Data listing:

______________________________

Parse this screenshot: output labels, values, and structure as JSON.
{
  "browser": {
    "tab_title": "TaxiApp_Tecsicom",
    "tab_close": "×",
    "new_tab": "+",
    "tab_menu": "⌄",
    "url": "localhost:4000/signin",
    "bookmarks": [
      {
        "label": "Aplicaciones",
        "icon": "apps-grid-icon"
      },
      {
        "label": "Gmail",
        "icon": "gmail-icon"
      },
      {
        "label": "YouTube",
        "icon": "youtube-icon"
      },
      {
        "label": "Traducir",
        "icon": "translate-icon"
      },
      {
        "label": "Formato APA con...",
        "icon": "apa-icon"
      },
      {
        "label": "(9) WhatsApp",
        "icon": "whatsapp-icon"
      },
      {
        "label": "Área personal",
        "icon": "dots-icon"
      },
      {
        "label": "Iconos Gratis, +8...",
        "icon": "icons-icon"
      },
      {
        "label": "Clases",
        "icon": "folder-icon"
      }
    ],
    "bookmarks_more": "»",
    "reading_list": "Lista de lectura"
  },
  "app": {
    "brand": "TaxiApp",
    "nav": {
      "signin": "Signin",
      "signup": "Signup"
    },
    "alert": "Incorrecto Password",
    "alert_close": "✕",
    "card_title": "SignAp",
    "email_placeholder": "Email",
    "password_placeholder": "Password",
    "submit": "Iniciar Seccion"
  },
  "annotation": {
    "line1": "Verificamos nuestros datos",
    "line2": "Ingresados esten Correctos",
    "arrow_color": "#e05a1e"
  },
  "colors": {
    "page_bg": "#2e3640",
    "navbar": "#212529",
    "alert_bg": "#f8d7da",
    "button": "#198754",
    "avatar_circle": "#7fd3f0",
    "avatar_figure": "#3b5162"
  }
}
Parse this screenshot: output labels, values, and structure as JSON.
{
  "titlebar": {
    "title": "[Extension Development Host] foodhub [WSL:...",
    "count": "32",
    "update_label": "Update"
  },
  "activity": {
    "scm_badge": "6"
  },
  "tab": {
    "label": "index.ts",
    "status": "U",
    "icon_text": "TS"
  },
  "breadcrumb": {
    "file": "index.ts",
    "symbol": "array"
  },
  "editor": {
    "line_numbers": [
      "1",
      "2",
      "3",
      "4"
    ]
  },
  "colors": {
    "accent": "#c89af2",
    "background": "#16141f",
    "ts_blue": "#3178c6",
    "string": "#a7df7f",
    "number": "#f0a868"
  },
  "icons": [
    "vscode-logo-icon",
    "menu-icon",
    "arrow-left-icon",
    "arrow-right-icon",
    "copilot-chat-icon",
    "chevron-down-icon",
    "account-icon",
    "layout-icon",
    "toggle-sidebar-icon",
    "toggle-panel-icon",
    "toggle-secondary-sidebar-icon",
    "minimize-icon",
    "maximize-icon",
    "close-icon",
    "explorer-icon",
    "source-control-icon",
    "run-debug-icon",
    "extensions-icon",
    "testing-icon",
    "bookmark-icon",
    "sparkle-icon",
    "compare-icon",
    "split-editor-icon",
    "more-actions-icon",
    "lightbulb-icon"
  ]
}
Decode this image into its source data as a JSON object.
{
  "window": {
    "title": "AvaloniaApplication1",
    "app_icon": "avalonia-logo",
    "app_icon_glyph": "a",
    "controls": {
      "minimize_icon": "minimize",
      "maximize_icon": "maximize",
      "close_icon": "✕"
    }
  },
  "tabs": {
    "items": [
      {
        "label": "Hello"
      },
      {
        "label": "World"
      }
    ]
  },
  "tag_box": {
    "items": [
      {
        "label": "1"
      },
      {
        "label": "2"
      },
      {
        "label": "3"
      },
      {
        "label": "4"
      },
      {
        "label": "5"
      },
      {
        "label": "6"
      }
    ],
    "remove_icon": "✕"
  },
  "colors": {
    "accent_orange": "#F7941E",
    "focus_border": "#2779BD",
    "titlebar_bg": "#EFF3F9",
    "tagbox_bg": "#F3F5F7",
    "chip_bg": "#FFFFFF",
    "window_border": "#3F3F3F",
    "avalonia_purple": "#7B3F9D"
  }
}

______________________________

Return the lines of the records that include the string "source".

■ **TASK RESPONSE**:
    "source-control-icon",
Decode this image into its source data as a JSON object.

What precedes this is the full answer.